Pull out every line in the data that has the string "with" in it.
^^^^^^^^
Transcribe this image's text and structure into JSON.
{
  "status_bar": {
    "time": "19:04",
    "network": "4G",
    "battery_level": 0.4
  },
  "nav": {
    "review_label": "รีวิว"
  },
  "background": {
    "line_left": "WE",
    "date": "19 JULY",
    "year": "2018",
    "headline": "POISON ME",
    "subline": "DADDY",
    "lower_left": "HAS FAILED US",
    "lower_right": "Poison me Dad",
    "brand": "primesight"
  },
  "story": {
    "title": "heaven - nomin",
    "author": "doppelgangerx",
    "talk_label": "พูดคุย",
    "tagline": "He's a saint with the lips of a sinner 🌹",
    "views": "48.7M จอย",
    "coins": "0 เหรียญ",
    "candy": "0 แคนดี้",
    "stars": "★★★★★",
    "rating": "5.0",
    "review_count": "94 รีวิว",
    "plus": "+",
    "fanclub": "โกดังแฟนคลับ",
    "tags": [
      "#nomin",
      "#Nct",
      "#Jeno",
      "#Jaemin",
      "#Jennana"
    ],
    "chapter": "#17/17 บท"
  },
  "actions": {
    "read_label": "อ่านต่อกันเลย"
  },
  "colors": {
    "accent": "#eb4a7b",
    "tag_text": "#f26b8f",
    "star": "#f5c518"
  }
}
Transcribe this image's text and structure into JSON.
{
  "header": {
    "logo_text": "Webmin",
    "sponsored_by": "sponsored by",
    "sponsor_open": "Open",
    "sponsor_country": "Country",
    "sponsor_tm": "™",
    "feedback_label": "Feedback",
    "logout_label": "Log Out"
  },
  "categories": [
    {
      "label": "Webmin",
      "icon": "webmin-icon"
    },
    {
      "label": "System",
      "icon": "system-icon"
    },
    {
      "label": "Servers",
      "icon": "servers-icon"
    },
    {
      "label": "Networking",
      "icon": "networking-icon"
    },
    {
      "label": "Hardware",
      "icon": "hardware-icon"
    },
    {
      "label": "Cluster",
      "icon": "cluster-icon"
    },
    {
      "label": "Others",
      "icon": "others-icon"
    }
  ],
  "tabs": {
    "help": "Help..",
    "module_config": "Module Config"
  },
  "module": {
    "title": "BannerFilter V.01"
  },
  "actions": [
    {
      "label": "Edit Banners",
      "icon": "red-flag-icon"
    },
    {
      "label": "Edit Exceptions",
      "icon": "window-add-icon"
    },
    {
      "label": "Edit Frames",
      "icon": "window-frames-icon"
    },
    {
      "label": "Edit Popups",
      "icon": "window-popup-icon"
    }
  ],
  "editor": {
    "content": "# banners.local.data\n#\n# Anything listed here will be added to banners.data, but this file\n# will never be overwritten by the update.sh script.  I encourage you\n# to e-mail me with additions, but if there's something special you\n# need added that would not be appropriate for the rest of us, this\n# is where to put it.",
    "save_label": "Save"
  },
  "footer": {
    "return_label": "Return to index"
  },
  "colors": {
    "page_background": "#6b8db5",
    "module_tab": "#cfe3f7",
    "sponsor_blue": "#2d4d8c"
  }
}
^^^^^^^^
• _Result of the task_
    "tagline": "He's a saint with the lips of a sinner 🌹",
    "content": "# banners.local.data\n#\n# Anything listed here will be added to banners.data, but this file\n# will never be overwritten by the update.sh script.  I encourage you\n# to e-mail me with additions, but if there's something special you\n# need added that would not be appropriate for the rest of us, this\n# is where to put it.",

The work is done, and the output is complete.